### TRAVAIL DEMANDÉ
1. D'après le passage sur l'autisme en Suisse, quelle proportion d'enfants autistes les chiffres officiels suisses annoncent-ils ?
2. Traduisez en anglais la phrase suivante du passage sur l'autisme en Suisse : « On sait que chez les filles, surtout, l’autisme passe souvent sous le radar. »
3. Résumez en deux phrases le passage sur l'autisme en Suisse.

### PASSAGE À ÉTUDIER

######

En Suisse, les chiffres officiels annoncent qu’un enfant sur 100 est autiste. Selon Sarah Otth, la réalité serait différente. « Nos chiffres ne sont pas tout à fait les mêmes. Il faudrait que la Confédération réactualise ses chiffres. On est plutôt autour de 2 à 3 naissances sur 100, d’après des études sorties ailleurs dans le monde et même avec le centre d’autisme à Genève ou au CHUV. C’est très élevé. Sans compter que toute une portion de la population ne va pas se faire dépister. On sait que chez les filles, surtout, l’autisme passe souvent sous le radar. » Certains spécialistes parlent même d’épidémie mondiale d’autisme. Et non, l’augmentation des dépistages ne contribue pas à l’augmentation des diagnostics. « On pourrait croire que les enseignants ou les pédiatres sont mieux formés, mais ce n’est pas du tout le cas, on en est encore loin. » Pour Sarah Otth, la raison est à trouver dans notre environnement : perturbateurs endocriniens, alimentation, phtalates. De nombreuses études sont en cours pour déterminer si cette théorie, qui a convaincu de nombreux parents à changer l’alimentation de leurs enfants, est avérée. « On s’est rendu compte qu’en supprimant le gluten, le lactose et le sucre, on arrivait à apaiser les enfants à avoir moins d’angoisses, moins d’excitabilité et on peut même se passer de médication. Mais c’est vraiment aux médecins d’encadrer ces mesures. »

######

### DONNÉES ÉTUDIÉES
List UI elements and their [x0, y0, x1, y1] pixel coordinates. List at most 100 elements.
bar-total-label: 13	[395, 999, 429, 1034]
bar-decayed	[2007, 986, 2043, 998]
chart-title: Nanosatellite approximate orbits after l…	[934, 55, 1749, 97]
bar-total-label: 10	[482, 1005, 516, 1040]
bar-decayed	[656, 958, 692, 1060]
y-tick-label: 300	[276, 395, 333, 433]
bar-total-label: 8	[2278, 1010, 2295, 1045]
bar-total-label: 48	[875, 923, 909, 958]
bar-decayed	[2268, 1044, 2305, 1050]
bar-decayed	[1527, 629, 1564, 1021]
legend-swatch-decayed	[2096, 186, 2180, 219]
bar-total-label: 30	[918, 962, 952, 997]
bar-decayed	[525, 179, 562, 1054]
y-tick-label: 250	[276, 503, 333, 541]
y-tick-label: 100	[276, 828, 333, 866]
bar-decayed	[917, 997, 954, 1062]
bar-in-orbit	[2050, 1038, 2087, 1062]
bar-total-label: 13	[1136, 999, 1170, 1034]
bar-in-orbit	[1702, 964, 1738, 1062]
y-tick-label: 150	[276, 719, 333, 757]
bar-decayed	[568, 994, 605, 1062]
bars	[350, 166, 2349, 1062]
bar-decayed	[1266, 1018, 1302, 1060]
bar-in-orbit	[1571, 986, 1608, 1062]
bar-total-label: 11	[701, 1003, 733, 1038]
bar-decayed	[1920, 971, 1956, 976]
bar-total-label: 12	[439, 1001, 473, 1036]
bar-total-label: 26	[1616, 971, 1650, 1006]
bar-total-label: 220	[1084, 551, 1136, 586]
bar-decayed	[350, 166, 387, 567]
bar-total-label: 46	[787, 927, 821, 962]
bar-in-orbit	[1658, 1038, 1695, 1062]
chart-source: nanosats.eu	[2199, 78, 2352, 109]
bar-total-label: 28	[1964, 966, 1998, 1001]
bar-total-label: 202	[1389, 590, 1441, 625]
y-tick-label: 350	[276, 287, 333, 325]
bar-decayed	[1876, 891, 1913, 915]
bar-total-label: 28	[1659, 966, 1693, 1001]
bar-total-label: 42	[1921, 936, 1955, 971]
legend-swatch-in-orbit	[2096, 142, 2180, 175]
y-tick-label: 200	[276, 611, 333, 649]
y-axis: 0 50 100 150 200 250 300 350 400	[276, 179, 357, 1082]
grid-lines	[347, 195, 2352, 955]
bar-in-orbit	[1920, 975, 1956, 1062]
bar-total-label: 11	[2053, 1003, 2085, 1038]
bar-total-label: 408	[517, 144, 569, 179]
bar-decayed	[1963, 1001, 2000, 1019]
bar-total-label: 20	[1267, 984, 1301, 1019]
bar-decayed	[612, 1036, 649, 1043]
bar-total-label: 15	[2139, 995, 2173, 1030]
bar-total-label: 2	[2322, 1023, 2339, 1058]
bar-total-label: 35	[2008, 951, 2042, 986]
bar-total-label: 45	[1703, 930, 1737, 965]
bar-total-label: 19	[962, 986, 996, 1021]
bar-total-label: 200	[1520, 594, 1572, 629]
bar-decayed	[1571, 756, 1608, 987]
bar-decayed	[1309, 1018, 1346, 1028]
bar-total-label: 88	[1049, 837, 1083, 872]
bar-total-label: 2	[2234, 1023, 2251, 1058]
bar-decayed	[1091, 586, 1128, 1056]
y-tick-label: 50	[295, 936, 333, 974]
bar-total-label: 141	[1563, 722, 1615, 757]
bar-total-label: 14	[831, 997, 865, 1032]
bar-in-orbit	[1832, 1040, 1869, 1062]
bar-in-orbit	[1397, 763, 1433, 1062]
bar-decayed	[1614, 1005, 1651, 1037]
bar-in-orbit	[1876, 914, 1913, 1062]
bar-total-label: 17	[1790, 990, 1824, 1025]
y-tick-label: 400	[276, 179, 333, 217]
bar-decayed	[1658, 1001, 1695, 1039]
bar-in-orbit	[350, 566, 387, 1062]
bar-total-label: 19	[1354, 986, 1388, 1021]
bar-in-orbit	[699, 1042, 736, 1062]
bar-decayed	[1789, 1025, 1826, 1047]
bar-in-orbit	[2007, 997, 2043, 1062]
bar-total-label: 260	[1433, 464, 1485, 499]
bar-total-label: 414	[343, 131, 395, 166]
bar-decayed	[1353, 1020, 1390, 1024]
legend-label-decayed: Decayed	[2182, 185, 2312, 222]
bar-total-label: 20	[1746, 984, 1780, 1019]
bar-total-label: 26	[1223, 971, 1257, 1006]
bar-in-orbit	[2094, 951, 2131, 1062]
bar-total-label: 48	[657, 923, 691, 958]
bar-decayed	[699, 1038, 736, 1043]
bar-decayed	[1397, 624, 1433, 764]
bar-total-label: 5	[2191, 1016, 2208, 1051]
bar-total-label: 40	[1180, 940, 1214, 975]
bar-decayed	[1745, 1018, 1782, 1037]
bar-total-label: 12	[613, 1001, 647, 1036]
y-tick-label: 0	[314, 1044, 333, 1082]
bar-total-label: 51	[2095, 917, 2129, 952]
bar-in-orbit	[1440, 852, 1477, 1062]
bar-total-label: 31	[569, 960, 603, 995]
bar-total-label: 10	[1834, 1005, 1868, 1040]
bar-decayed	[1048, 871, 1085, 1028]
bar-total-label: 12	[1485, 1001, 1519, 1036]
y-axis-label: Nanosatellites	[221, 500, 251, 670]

######

### RÉPONSES PAR CONSIGNE
1. Un enfant sur 100.

2. We know that in girls especially, autism often goes under the radar.

3. Les chiffres officiels suisses font état d'un enfant autiste sur 100, mais selon Sarah Otth la proportion serait plutôt de 2 à 3 naissances sur 100, et l'augmentation des dépistages ne contribue pas à celle des diagnostics. Elle en attribue la cause à l'environnement, notamment aux perturbateurs endocriniens, à l'alimentation et aux phtalates, une théorie encore à l'étude, et affirme que supprimer le gluten, le lactose et le sucre apaise les enfants, à condition que les médecins encadrent ces mesures.